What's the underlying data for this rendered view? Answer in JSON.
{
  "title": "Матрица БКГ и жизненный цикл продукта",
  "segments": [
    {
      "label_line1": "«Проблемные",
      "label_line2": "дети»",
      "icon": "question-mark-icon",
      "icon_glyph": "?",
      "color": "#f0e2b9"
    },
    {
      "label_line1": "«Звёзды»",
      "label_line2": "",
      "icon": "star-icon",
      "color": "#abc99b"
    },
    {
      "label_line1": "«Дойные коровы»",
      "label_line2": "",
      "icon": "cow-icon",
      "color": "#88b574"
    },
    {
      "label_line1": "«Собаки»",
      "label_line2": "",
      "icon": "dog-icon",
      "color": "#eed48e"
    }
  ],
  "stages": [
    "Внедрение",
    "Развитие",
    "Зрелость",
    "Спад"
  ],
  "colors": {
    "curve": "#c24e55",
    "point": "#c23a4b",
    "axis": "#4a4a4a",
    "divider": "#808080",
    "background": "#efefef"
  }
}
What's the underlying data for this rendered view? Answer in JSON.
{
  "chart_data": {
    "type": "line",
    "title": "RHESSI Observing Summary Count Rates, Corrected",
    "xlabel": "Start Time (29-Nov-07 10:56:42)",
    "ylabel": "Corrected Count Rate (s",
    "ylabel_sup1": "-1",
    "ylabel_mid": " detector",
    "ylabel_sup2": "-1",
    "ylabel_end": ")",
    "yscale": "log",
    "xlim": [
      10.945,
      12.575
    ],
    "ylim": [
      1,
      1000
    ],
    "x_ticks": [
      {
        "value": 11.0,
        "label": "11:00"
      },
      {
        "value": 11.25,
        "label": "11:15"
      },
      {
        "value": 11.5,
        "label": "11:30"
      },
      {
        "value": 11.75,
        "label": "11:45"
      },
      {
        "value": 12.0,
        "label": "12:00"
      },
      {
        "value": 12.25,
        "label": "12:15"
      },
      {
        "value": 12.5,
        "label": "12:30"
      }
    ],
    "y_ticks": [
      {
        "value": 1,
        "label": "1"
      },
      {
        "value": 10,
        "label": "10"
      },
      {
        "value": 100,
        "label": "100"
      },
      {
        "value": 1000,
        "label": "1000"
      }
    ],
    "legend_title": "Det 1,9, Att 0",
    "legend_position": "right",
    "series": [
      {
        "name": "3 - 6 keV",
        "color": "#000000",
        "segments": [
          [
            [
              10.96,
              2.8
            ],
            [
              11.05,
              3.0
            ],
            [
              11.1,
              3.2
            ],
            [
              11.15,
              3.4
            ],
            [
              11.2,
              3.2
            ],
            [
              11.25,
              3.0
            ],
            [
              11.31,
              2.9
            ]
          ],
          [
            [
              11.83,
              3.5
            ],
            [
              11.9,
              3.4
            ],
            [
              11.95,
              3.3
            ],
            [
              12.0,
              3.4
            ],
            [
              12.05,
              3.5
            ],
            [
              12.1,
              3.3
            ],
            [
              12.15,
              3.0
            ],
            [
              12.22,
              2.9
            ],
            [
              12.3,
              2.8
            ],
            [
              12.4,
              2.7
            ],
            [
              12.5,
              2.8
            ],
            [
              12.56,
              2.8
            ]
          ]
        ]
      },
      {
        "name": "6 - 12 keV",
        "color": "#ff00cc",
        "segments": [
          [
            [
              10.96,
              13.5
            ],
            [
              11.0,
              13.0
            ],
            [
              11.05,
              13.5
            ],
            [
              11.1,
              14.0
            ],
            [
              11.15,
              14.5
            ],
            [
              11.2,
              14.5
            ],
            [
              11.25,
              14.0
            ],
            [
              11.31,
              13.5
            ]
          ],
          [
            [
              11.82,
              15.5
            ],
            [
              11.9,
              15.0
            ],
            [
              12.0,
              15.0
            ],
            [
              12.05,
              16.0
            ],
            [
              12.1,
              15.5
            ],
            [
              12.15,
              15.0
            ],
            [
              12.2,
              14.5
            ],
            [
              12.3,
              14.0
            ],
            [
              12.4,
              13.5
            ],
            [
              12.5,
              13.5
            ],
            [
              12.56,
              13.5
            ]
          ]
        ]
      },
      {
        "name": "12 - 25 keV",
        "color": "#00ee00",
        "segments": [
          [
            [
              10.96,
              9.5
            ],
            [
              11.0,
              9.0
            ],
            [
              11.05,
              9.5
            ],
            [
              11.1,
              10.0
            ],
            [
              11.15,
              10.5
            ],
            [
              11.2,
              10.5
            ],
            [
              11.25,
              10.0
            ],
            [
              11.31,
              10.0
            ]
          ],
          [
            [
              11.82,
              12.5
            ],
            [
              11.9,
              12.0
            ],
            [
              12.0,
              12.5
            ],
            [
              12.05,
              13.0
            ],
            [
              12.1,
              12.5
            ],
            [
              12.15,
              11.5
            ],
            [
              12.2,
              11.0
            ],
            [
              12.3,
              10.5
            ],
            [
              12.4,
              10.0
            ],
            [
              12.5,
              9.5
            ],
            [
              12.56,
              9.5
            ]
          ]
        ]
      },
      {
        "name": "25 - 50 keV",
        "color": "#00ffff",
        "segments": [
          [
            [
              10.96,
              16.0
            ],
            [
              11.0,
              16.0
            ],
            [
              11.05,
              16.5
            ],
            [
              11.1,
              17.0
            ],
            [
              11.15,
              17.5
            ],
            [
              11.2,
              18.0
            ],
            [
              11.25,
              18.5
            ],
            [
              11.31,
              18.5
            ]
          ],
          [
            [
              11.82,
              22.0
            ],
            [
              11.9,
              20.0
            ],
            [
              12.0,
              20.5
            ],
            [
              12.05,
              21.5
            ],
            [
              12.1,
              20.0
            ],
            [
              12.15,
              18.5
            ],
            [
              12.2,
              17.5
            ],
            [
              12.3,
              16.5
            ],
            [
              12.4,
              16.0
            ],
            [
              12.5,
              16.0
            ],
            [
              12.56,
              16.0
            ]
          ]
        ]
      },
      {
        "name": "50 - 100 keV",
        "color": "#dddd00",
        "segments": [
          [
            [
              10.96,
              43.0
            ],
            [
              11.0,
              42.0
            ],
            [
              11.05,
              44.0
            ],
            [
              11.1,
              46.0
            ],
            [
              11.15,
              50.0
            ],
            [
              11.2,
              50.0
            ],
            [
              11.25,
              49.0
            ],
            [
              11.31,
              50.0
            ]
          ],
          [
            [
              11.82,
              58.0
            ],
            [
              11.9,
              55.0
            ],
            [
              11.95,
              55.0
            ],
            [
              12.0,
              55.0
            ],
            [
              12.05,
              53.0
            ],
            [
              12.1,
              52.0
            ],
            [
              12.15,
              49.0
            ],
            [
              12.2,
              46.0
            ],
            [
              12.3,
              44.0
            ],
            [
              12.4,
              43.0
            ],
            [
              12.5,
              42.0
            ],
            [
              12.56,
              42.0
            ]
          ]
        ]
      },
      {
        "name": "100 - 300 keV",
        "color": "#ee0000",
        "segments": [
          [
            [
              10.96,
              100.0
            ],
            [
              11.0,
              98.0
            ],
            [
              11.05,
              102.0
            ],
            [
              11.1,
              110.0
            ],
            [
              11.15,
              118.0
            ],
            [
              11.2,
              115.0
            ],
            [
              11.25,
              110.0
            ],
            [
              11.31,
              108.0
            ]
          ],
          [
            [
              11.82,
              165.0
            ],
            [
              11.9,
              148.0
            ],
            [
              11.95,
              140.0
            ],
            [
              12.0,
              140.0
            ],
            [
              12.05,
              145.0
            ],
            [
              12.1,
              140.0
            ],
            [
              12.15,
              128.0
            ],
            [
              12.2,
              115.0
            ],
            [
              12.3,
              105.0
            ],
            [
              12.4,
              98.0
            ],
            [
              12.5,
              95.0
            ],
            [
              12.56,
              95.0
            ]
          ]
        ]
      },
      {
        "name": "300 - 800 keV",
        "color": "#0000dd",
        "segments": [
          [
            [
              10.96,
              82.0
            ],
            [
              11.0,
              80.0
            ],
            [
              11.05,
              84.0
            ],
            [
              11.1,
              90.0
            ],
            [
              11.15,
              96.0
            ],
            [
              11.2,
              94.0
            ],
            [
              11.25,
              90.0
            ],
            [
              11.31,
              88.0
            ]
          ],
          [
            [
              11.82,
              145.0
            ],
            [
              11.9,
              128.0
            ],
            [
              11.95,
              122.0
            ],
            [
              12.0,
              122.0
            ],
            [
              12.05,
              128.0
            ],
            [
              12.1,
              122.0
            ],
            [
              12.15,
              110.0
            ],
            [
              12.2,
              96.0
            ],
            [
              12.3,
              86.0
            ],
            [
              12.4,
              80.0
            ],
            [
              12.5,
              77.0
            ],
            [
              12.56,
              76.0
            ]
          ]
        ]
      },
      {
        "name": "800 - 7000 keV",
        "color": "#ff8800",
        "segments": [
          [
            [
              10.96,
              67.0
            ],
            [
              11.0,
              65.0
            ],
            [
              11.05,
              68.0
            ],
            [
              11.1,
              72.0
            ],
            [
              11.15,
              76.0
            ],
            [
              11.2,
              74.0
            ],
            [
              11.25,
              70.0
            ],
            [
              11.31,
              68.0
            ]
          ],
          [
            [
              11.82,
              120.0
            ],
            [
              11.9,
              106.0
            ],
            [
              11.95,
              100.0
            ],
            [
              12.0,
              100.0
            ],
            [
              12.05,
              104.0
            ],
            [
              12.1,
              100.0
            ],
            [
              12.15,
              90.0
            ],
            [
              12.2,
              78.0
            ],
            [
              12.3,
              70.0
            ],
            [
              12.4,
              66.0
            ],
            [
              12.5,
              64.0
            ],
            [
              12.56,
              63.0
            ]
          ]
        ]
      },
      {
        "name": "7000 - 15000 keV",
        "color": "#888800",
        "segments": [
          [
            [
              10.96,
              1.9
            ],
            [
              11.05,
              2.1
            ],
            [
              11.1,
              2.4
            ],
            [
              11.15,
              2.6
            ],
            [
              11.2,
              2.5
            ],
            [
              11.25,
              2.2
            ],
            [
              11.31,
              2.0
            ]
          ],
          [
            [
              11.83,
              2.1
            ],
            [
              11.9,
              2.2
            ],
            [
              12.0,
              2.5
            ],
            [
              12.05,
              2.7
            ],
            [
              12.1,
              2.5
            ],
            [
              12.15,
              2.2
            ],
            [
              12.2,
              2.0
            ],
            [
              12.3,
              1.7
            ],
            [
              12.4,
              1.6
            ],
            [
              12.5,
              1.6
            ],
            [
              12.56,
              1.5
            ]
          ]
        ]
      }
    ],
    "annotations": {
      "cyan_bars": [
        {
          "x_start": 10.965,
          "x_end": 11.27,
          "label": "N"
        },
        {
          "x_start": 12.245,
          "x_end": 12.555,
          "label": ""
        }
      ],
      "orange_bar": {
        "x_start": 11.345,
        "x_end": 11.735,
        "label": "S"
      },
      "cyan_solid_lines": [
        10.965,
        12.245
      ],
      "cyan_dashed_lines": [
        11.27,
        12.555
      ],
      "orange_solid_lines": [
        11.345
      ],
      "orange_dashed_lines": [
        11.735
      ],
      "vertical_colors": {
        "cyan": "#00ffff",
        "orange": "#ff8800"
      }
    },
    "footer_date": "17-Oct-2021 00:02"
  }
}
= = = = =
Identify every line holding the word "name" and copy it out.

        "name": "3 - 6 keV",
        "name": "6 - 12 keV",
        "name": "12 - 25 keV",
        "name": "25 - 50 keV",
        "name": "50 - 100 keV",
        "name": "100 - 300 keV",
        "name": "300 - 800 keV",
        "name": "800 - 7000 keV",
        "name": "7000 - 15000 keV",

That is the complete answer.